_DATA FOR THIS TASK_
* * *
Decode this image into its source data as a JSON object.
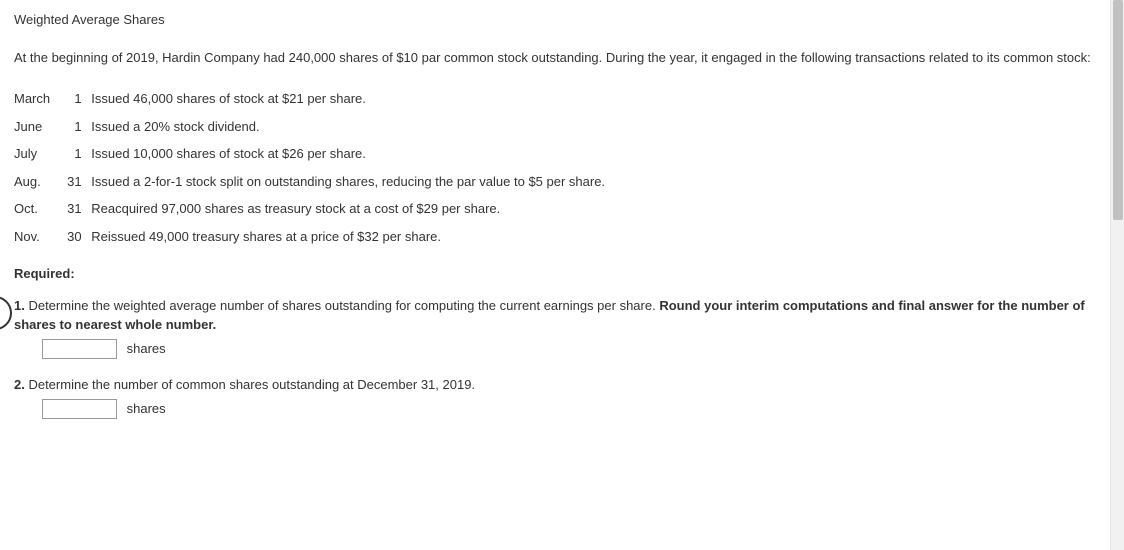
{
  "title": "Weighted Average Shares",
  "intro": "At the beginning of 2019, Hardin Company had 240,000 shares of $10 par common stock outstanding. During the year, it engaged in the following transactions related to its common stock:",
  "transactions": [
    {
      "month": "March",
      "day": "1",
      "desc": "Issued 46,000 shares of stock at $21 per share."
    },
    {
      "month": "June",
      "day": "1",
      "desc": "Issued a 20% stock dividend."
    },
    {
      "month": "July",
      "day": "1",
      "desc": "Issued 10,000 shares of stock at $26 per share."
    },
    {
      "month": "Aug.",
      "day": "31",
      "desc": "Issued a 2-for-1 stock split on outstanding shares, reducing the par value to $5 per share."
    },
    {
      "month": "Oct.",
      "day": "31",
      "desc": "Reacquired 97,000 shares as treasury stock at a cost of $29 per share."
    },
    {
      "month": "Nov.",
      "day": "30",
      "desc": "Reissued 49,000 treasury shares at a price of $32 per share."
    }
  ],
  "required_label": "Required:",
  "q1": {
    "bold_prefix": "1.",
    "text": " Determine the weighted average number of shares outstanding for computing the current earnings per share. ",
    "bold_suffix": "Round your interim computations and final answer for the number of shares to nearest whole number.",
    "unit": "shares",
    "value": ""
  },
  "q2": {
    "bold_prefix": "2.",
    "text": " Determine the number of common shares outstanding at December 31, 2019.",
    "unit": "shares",
    "value": ""
  }
}
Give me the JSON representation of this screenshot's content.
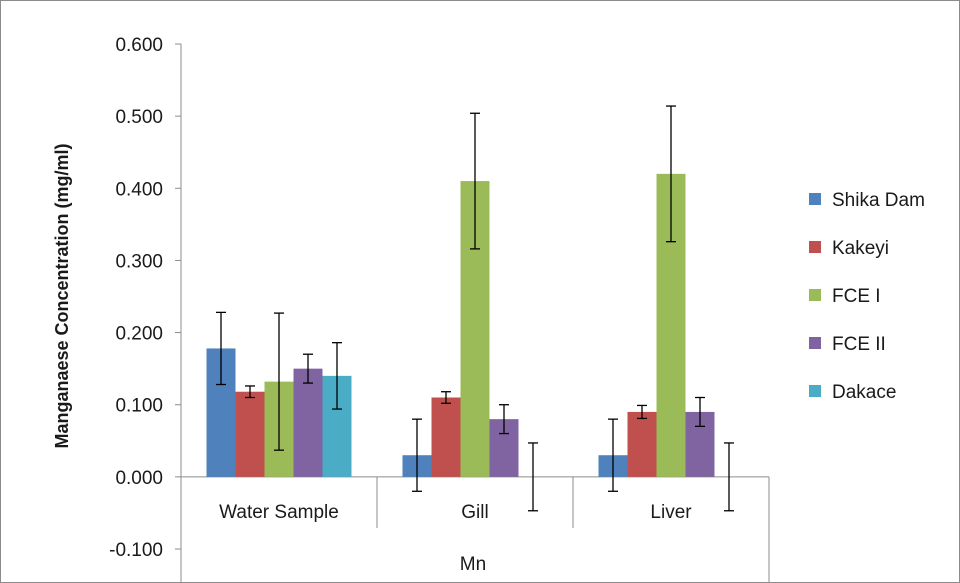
{
  "chart_data": {
    "type": "bar",
    "title": "",
    "ylabel": "Manganaese Concentration (mg/ml)",
    "group_label": "Mn",
    "categories": [
      "Water Sample",
      "Gill",
      "Liver"
    ],
    "y_ticks": [
      "0.600",
      "0.500",
      "0.400",
      "0.300",
      "0.200",
      "0.100",
      "0.000",
      "-0.100"
    ],
    "ylim": [
      -0.1,
      0.6
    ],
    "grid": false,
    "legend_position": "right",
    "series": [
      {
        "name": "Shika Dam",
        "color": "#4f81bd",
        "values": [
          0.178,
          0.03,
          0.03
        ],
        "errors": [
          0.05,
          0.05,
          0.05
        ]
      },
      {
        "name": "Kakeyi",
        "color": "#c0504d",
        "values": [
          0.118,
          0.11,
          0.09
        ],
        "errors": [
          0.008,
          0.008,
          0.009
        ]
      },
      {
        "name": "FCE I",
        "color": "#9bbb59",
        "values": [
          0.132,
          0.41,
          0.42
        ],
        "errors": [
          0.095,
          0.094,
          0.094
        ]
      },
      {
        "name": "FCE II",
        "color": "#8064a2",
        "values": [
          0.15,
          0.08,
          0.09
        ],
        "errors": [
          0.02,
          0.02,
          0.02
        ]
      },
      {
        "name": "Dakace",
        "color": "#4bacc6",
        "values": [
          0.14,
          0.0,
          0.0
        ],
        "errors": [
          0.046,
          0.047,
          0.047
        ]
      }
    ]
  }
}
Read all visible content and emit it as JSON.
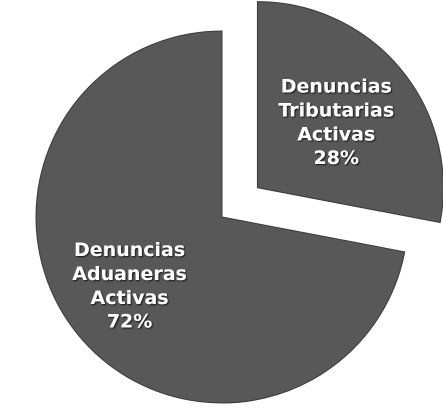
{
  "chart_data": {
    "type": "pie",
    "categories": [
      "Denuncias Tributarias Activas",
      "Denuncias Aduaneras Activas"
    ],
    "values": [
      28,
      72
    ],
    "value_labels": [
      "28%",
      "72%"
    ],
    "colors": [
      "#585858",
      "#585858"
    ]
  }
}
* * *
_GIVEN EXERCISE_
Images do not belong in the copy; reproduce all other parts of the records above verbatim.

_WORKED SOLUTION_
Decode this image into its source data as a JSON object.
{
  "title": "Weighted Average Shares",
  "intro": "At the beginning of 2019, Hardin Company had 240,000 shares of $10 par common stock outstanding. During the year, it engaged in the following transactions related to its common stock:",
  "transactions": [
    {
      "month": "March",
      "day": "1",
      "desc": "Issued 46,000 shares of stock at $21 per share."
    },
    {
      "month": "June",
      "day": "1",
      "desc": "Issued a 20% stock dividend."
    },
    {
      "month": "July",
      "day": "1",
      "desc": "Issued 10,000 shares of stock at $26 per share."
    },
    {
      "month": "Aug.",
      "day": "31",
      "desc": "Issued a 2-for-1 stock split on outstanding shares, reducing the par value to $5 per share."
    },
    {
      "month": "Oct.",
      "day": "31",
      "desc": "Reacquired 97,000 shares as treasury stock at a cost of $29 per share."
    },
    {
      "month": "Nov.",
      "day": "30",
      "desc": "Reissued 49,000 treasury shares at a price of $32 per share."
    }
  ],
  "required_label": "Required:",
  "q1": {
    "bold_prefix": "1.",
    "text": " Determine the weighted average number of shares outstanding for computing the current earnings per share. ",
    "bold_suffix": "Round your interim computations and final answer for the number of shares to nearest whole number.",
    "unit": "shares",
    "value": ""
  },
  "q2": {
    "bold_prefix": "2.",
    "text": " Determine the number of common shares outstanding at December 31, 2019.",
    "unit": "shares",
    "value": ""
  }
}
Give me the JSON representation of this screenshot's content.
{
  "chart_data": {
    "type": "bar",
    "title": "",
    "ylabel": "Manganaese Concentration (mg/ml)",
    "group_label": "Mn",
    "categories": [
      "Water Sample",
      "Gill",
      "Liver"
    ],
    "y_ticks": [
      "0.600",
      "0.500",
      "0.400",
      "0.300",
      "0.200",
      "0.100",
      "0.000",
      "-0.100"
    ],
    "ylim": [
      -0.1,
      0.6
    ],
    "grid": false,
    "legend_position": "right",
    "series": [
      {
        "name": "Shika Dam",
        "color": "#4f81bd",
        "values": [
          0.178,
          0.03,
          0.03
        ],
        "errors": [
          0.05,
          0.05,
          0.05
        ]
      },
      {
        "name": "Kakeyi",
        "color": "#c0504d",
        "values": [
          0.118,
          0.11,
          0.09
        ],
        "errors": [
          0.008,
          0.008,
          0.009
        ]
      },
      {
        "name": "FCE I",
        "color": "#9bbb59",
        "values": [
          0.132,
          0.41,
          0.42
        ],
        "errors": [
          0.095,
          0.094,
          0.094
        ]
      },
      {
        "name": "FCE II",
        "color": "#8064a2",
        "values": [
          0.15,
          0.08,
          0.09
        ],
        "errors": [
          0.02,
          0.02,
          0.02
        ]
      },
      {
        "name": "Dakace",
        "color": "#4bacc6",
        "values": [
          0.14,
          0.0,
          0.0
        ],
        "errors": [
          0.046,
          0.047,
          0.047
        ]
      }
    ]
  }
}
Read all visible content and emit it as JSON.
{
  "chart_data": {
    "type": "pie",
    "categories": [
      "Denuncias Tributarias Activas",
      "Denuncias Aduaneras Activas"
    ],
    "values": [
      28,
      72
    ],
    "value_labels": [
      "28%",
      "72%"
    ],
    "colors": [
      "#585858",
      "#585858"
    ]
  }
}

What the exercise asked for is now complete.